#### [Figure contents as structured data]
☆ ☆ ☆ ☆ ☆ ☆ ☆
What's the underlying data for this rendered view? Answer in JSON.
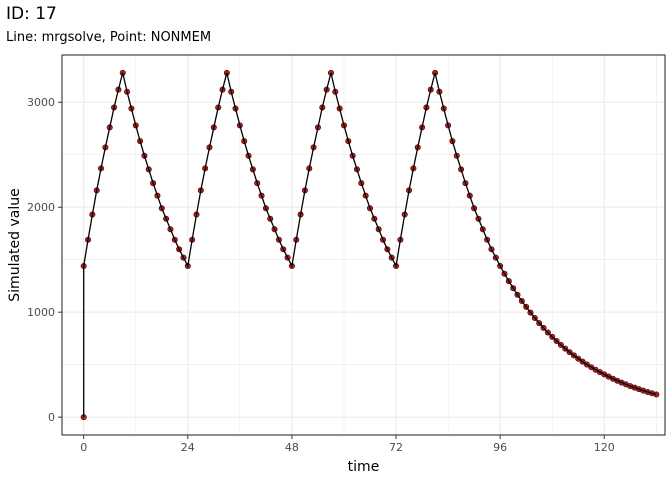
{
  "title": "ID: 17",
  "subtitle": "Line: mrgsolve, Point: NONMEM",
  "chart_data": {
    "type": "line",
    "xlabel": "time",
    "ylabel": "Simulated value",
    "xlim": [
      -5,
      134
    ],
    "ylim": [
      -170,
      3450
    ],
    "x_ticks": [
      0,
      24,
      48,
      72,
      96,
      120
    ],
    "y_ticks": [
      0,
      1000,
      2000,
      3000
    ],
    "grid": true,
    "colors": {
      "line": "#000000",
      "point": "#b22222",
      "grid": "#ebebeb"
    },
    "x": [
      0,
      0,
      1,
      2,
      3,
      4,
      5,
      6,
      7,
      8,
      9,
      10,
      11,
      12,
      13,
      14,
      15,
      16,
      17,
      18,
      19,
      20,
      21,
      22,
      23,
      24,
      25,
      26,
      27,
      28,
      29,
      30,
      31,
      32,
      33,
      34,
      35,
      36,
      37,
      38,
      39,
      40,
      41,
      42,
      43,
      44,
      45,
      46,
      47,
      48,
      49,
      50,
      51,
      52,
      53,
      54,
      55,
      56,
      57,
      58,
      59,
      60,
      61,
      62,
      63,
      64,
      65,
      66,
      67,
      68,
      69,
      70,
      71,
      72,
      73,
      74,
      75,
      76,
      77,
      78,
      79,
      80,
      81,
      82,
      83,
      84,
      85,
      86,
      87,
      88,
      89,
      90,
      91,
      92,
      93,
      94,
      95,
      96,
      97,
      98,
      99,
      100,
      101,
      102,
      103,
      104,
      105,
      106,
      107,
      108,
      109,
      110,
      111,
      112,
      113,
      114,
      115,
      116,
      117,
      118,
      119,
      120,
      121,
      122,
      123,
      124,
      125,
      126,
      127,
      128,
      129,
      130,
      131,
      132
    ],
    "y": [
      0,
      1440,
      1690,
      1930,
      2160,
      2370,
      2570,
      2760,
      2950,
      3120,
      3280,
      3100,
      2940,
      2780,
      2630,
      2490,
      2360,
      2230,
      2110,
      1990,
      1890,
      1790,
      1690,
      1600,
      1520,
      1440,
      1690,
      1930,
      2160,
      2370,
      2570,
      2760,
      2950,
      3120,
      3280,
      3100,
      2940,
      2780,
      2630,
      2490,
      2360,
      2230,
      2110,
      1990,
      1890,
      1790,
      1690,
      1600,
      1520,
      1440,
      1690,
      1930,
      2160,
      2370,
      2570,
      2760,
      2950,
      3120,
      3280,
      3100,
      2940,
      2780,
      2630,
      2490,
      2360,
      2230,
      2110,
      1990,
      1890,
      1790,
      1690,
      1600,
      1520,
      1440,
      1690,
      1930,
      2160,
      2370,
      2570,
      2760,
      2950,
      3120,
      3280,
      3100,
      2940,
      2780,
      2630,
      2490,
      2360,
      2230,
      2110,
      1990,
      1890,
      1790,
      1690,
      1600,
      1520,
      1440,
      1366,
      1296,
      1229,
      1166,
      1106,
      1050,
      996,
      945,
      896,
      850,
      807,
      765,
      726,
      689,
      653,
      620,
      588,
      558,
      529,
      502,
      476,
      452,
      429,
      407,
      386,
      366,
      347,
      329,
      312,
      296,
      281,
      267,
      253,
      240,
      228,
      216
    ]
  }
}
☆ ☆ ☆ ☆ ☆ ☆ ☆
#### [SHORT TASK]
Retype each line of the listing above word for word. Exclude the pictures.

#### [ANSWER BELOW]
What's the underlying data for this rendered view? Answer in JSON.
{
  "title": "ID: 17",
  "subtitle": "Line: mrgsolve, Point: NONMEM",
  "chart_data": {
    "type": "line",
    "xlabel": "time",
    "ylabel": "Simulated value",
    "xlim": [
      -5,
      134
    ],
    "ylim": [
      -170,
      3450
    ],
    "x_ticks": [
      0,
      24,
      48,
      72,
      96,
      120
    ],
    "y_ticks": [
      0,
      1000,
      2000,
      3000
    ],
    "grid": true,
    "colors": {
      "line": "#000000",
      "point": "#b22222",
      "grid": "#ebebeb"
    },
    "x": [
      0,
      0,
      1,
      2,
      3,
      4,
      5,
      6,
      7,
      8,
      9,
      10,
      11,
      12,
      13,
      14,
      15,
      16,
      17,
      18,
      19,
      20,
      21,
      22,
      23,
      24,
      25,
      26,
      27,
      28,
      29,
      30,
      31,
      32,
      33,
      34,
      35,
      36,
      37,
      38,
      39,
      40,
      41,
      42,
      43,
      44,
      45,
      46,
      47,
      48,
      49,
      50,
      51,
      52,
      53,
      54,
      55,
      56,
      57,
      58,
      59,
      60,
      61,
      62,
      63,
      64,
      65,
      66,
      67,
      68,
      69,
      70,
      71,
      72,
      73,
      74,
      75,
      76,
      77,
      78,
      79,
      80,
      81,
      82,
      83,
      84,
      85,
      86,
      87,
      88,
      89,
      90,
      91,
      92,
      93,
      94,
      95,
      96,
      97,
      98,
      99,
      100,
      101,
      102,
      103,
      104,
      105,
      106,
      107,
      108,
      109,
      110,
      111,
      112,
      113,
      114,
      115,
      116,
      117,
      118,
      119,
      120,
      121,
      122,
      123,
      124,
      125,
      126,
      127,
      128,
      129,
      130,
      131,
      132
    ],
    "y": [
      0,
      1440,
      1690,
      1930,
      2160,
      2370,
      2570,
      2760,
      2950,
      3120,
      3280,
      3100,
      2940,
      2780,
      2630,
      2490,
      2360,
      2230,
      2110,
      1990,
      1890,
      1790,
      1690,
      1600,
      1520,
      1440,
      1690,
      1930,
      2160,
      2370,
      2570,
      2760,
      2950,
      3120,
      3280,
      3100,
      2940,
      2780,
      2630,
      2490,
      2360,
      2230,
      2110,
      1990,
      1890,
      1790,
      1690,
      1600,
      1520,
      1440,
      1690,
      1930,
      2160,
      2370,
      2570,
      2760,
      2950,
      3120,
      3280,
      3100,
      2940,
      2780,
      2630,
      2490,
      2360,
      2230,
      2110,
      1990,
      1890,
      1790,
      1690,
      1600,
      1520,
      1440,
      1690,
      1930,
      2160,
      2370,
      2570,
      2760,
      2950,
      3120,
      3280,
      3100,
      2940,
      2780,
      2630,
      2490,
      2360,
      2230,
      2110,
      1990,
      1890,
      1790,
      1690,
      1600,
      1520,
      1440,
      1366,
      1296,
      1229,
      1166,
      1106,
      1050,
      996,
      945,
      896,
      850,
      807,
      765,
      726,
      689,
      653,
      620,
      588,
      558,
      529,
      502,
      476,
      452,
      429,
      407,
      386,
      366,
      347,
      329,
      312,
      296,
      281,
      267,
      253,
      240,
      228,
      216
    ]
  }
}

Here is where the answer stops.